• **TO BE DONE**:
Copy each line that has the string "centre" somewhere in it.

• **MATERIAL PROVIDED**:
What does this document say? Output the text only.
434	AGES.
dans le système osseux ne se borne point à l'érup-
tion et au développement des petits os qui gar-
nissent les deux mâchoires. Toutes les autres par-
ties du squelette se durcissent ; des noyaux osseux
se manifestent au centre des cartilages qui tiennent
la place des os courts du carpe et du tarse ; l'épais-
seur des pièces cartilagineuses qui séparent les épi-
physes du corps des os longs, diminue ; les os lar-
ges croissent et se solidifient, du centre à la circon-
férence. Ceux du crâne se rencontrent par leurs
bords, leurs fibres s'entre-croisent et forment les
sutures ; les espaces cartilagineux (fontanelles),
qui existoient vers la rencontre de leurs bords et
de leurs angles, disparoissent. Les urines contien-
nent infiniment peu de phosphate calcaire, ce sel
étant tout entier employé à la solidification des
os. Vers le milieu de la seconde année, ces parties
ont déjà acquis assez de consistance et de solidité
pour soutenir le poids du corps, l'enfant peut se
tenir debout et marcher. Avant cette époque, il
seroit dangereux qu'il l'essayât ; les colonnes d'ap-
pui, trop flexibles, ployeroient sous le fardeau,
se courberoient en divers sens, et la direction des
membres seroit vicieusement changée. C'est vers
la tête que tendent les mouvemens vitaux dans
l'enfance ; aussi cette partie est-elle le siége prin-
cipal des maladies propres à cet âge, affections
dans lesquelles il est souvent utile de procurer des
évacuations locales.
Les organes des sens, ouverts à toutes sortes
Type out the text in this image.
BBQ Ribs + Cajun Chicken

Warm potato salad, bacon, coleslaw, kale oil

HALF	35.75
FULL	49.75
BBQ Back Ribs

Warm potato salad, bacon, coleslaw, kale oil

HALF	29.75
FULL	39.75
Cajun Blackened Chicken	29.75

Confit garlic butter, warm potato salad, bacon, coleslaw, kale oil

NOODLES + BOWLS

• **COMPLETE RESPONSE**:
se manifestent au centre des cartilages qui tiennent
ges croissent et se solidifient, du centre à la circon-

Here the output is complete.